(Items listed in a dataset)
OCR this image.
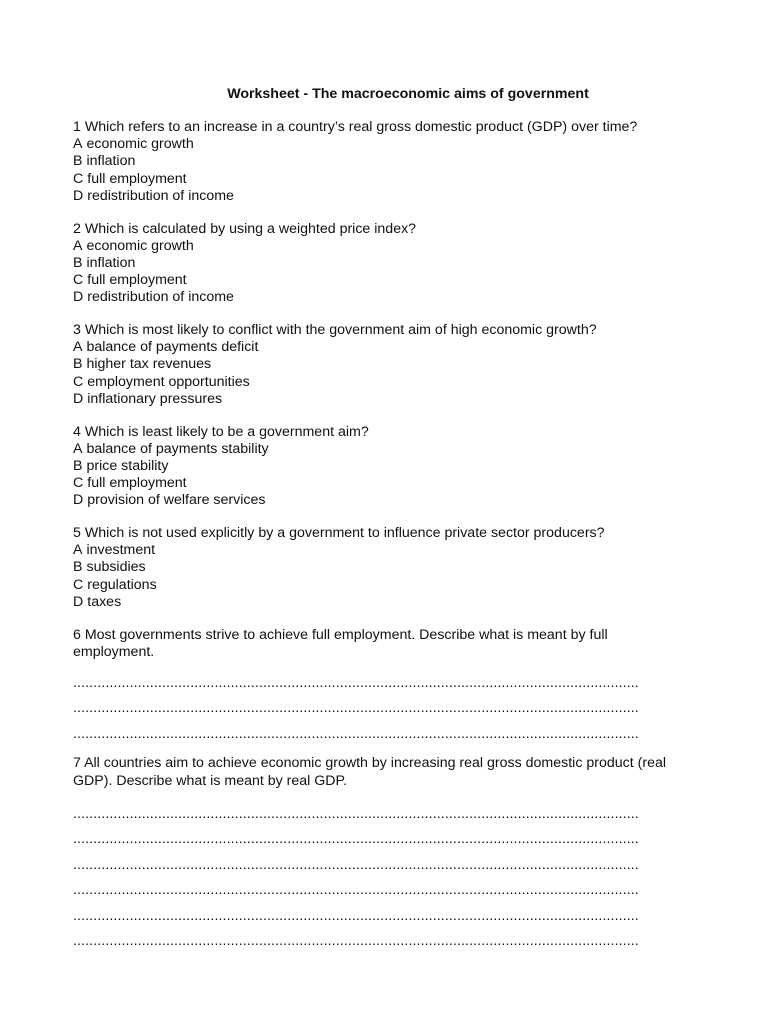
Worksheet - The macroeconomic aims of government

1 Which refers to an increase in a country’s real gross domestic product (GDP) over time?

A economic growth
B inflation
C full employment
D redistribution of income

2 Which is calculated by using a weighted price index?

A economic growth
B inflation
C full employment
D redistribution of income

3 Which is most likely to conflict with the government aim of high economic growth?

A balance of payments deficit
B higher tax revenues
C employment opportunities
D inflationary pressures

4 Which is least likely to be a government aim?

A balance of payments stability
B price stability
C full employment
D provision of welfare services

5 Which is not used explicitly by a government to influence private sector producers?

A investment
B subsidies
C regulations
D taxes

6 Most governments strive to achieve full employment. Describe what is meant by full employment.

............................................................................................................................................
............................................................................................................................................
............................................................................................................................................

7 All countries aim to achieve economic growth by increasing real gross domestic product (real GDP). Describe what is meant by real GDP.

............................................................................................................................................
............................................................................................................................................
............................................................................................................................................
............................................................................................................................................
............................................................................................................................................
............................................................................................................................................
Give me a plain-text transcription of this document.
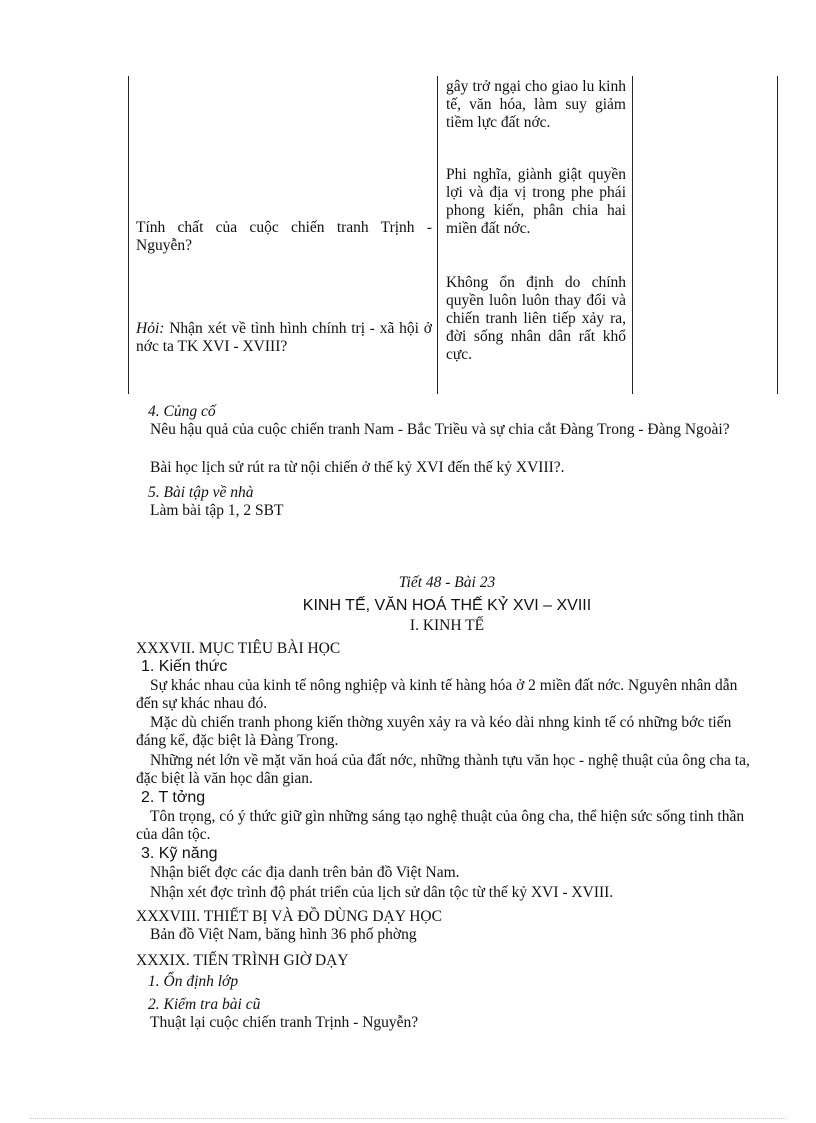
gây trở ngại cho giao lu kinh tế, văn hóa, làm suy giảm tiềm lực đất nớc.

Phi nghĩa, giành giật quyền lợi và địa vị trong phe phái phong kiến, phân chia hai miền đất nớc.

Không ổn định do chính quyền luôn luôn thay đổi và chiến tranh liên tiếp xảy ra, đời sống nhân dân rất khổ cực.

Tính chất của cuộc chiến tranh Trịnh - Nguyễn?

Hỏi: Nhận xét về tình hình chính trị - xã hội ở nớc ta TK XVI - XVIII?

4. Củng cố

Nêu hậu quả của cuộc chiến tranh Nam - Bắc Triều và sự chia cắt Đàng Trong - Đàng Ngoài?

Bài học lịch sử rút ra từ nội chiến ở thế kỷ XVI đến thế kỷ XVIII?.

5. Bài tập về nhà

Làm bài tập 1, 2 SBT

Tiết 48 - Bài 23

KINH TẾ, VĂN HOÁ THẾ KỶ XVI – XVIII

I. KINH TẾ

XXXVII. MỤC TIÊU BÀI HỌC

1. Kiến thức

Sự khác nhau của kinh tế nông nghiệp và kinh tế hàng hóa ở 2 miền đất nớc. Nguyên nhân dẫn đến sự khác nhau đó.

Mặc dù chiến tranh phong kiến thờng xuyên xảy ra và kéo dài nhng kinh tế có những bớc tiến đáng kể, đặc biệt là Đàng Trong.

Những nét lớn về mặt văn hoá của đất nớc, những thành tựu văn học - nghệ thuật của ông cha ta, đặc biệt là văn học dân gian.

2. T tởng

Tôn trọng, có ý thức giữ gìn những sáng tạo nghệ thuật của ông cha, thể hiện sức sống tinh thần của dân tộc.

3. Kỹ năng

Nhận biết đợc các địa danh trên bản đồ Việt Nam.

Nhận xét đợc trình độ phát triển của lịch sử dân tộc từ thế kỷ XVI - XVIII.

XXXVIII. THIẾT BỊ VÀ ĐỒ DÙNG DẠY HỌC

Bản đồ Việt Nam, băng hình 36 phố phờng

XXXIX. TIẾN TRÌNH GIỜ DẠY

1. Ổn định lớp

2. Kiểm tra bài cũ

Thuật lại cuộc chiến tranh Trịnh - Nguyễn?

### Task instructions
Repeat the data exactly, without the pictures.

### The reply
OCR this image.
Worksheet - The macroeconomic aims of government

1 Which refers to an increase in a country’s real gross domestic product (GDP) over time?

A economic growth
B inflation
C full employment
D redistribution of income

2 Which is calculated by using a weighted price index?

A economic growth
B inflation
C full employment
D redistribution of income

3 Which is most likely to conflict with the government aim of high economic growth?

A balance of payments deficit
B higher tax revenues
C employment opportunities
D inflationary pressures

4 Which is least likely to be a government aim?

A balance of payments stability
B price stability
C full employment
D provision of welfare services

5 Which is not used explicitly by a government to influence private sector producers?

A investment
B subsidies
C regulations
D taxes

6 Most governments strive to achieve full employment. Describe what is meant by full employment.

............................................................................................................................................
............................................................................................................................................
............................................................................................................................................

7 All countries aim to achieve economic growth by increasing real gross domestic product (real GDP). Describe what is meant by real GDP.

............................................................................................................................................
............................................................................................................................................
............................................................................................................................................
............................................................................................................................................
............................................................................................................................................
............................................................................................................................................
Give me a plain-text transcription of this document.
gây trở ngại cho giao lu kinh tế, văn hóa, làm suy giảm tiềm lực đất nớc.

Phi nghĩa, giành giật quyền lợi và địa vị trong phe phái phong kiến, phân chia hai miền đất nớc.

Không ổn định do chính quyền luôn luôn thay đổi và chiến tranh liên tiếp xảy ra, đời sống nhân dân rất khổ cực.

Tính chất của cuộc chiến tranh Trịnh - Nguyễn?

Hỏi: Nhận xét về tình hình chính trị - xã hội ở nớc ta TK XVI - XVIII?

4. Củng cố

Nêu hậu quả của cuộc chiến tranh Nam - Bắc Triều và sự chia cắt Đàng Trong - Đàng Ngoài?

Bài học lịch sử rút ra từ nội chiến ở thế kỷ XVI đến thế kỷ XVIII?.

5. Bài tập về nhà

Làm bài tập 1, 2 SBT

Tiết 48 - Bài 23

KINH TẾ, VĂN HOÁ THẾ KỶ XVI – XVIII

I. KINH TẾ

XXXVII. MỤC TIÊU BÀI HỌC

1. Kiến thức

Sự khác nhau của kinh tế nông nghiệp và kinh tế hàng hóa ở 2 miền đất nớc. Nguyên nhân dẫn đến sự khác nhau đó.

Mặc dù chiến tranh phong kiến thờng xuyên xảy ra và kéo dài nhng kinh tế có những bớc tiến đáng kể, đặc biệt là Đàng Trong.

Những nét lớn về mặt văn hoá của đất nớc, những thành tựu văn học - nghệ thuật của ông cha ta, đặc biệt là văn học dân gian.

2. T tởng

Tôn trọng, có ý thức giữ gìn những sáng tạo nghệ thuật của ông cha, thể hiện sức sống tinh thần của dân tộc.

3. Kỹ năng

Nhận biết đợc các địa danh trên bản đồ Việt Nam.

Nhận xét đợc trình độ phát triển của lịch sử dân tộc từ thế kỷ XVI - XVIII.

XXXVIII. THIẾT BỊ VÀ ĐỒ DÙNG DẠY HỌC

Bản đồ Việt Nam, băng hình 36 phố phờng

XXXIX. TIẾN TRÌNH GIỜ DẠY

1. Ổn định lớp

2. Kiểm tra bài cũ

Thuật lại cuộc chiến tranh Trịnh - Nguyễn?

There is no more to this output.